→ Required work
In the records that follow, how many lines contain the word "byline"? Give only that figure.

Data entries
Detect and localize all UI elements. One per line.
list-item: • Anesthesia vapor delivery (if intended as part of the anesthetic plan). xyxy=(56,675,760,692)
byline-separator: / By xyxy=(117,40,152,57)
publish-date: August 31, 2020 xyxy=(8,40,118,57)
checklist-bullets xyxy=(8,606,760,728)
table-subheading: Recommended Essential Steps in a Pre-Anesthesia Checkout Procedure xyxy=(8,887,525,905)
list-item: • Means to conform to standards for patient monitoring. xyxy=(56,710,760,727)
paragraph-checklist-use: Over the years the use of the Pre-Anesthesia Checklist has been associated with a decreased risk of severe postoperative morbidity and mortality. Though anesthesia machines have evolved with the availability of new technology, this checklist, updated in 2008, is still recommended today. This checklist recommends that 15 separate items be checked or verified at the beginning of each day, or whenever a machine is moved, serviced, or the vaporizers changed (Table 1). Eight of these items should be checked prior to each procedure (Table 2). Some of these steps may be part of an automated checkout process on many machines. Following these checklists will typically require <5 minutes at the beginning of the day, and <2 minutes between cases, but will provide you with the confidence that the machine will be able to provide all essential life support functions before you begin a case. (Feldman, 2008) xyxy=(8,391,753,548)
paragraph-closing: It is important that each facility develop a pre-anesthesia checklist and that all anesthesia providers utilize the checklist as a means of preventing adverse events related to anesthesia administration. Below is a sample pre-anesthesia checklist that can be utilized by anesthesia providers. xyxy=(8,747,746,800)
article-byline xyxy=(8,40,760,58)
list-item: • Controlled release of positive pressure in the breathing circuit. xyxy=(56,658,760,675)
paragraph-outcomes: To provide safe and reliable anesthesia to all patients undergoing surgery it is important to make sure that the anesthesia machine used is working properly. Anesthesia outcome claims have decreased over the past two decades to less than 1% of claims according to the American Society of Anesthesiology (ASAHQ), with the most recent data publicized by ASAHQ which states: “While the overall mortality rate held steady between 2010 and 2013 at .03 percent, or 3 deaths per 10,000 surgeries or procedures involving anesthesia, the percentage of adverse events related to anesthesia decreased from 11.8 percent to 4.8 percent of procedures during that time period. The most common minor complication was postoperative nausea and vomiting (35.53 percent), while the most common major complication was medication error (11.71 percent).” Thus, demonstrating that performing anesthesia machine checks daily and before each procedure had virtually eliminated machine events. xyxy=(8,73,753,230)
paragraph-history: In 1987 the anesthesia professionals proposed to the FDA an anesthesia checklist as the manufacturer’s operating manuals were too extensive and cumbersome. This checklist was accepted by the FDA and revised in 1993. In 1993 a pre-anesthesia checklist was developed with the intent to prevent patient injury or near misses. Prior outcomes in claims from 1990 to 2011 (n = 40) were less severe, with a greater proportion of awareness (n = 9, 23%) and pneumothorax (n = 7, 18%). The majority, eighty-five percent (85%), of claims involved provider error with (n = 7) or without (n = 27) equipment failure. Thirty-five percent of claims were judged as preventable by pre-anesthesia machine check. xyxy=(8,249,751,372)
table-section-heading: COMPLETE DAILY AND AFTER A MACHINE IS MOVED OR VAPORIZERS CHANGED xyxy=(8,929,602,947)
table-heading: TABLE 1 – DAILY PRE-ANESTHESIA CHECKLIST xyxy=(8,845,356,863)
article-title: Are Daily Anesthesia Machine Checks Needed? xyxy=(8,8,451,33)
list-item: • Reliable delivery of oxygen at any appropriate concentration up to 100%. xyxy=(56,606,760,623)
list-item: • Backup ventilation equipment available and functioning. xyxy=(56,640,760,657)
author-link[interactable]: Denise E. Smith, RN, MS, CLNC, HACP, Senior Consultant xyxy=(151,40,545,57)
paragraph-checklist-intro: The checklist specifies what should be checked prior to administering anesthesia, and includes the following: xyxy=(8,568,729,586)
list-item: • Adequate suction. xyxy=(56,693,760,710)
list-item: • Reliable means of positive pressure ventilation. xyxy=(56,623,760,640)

→ Exercise solution
2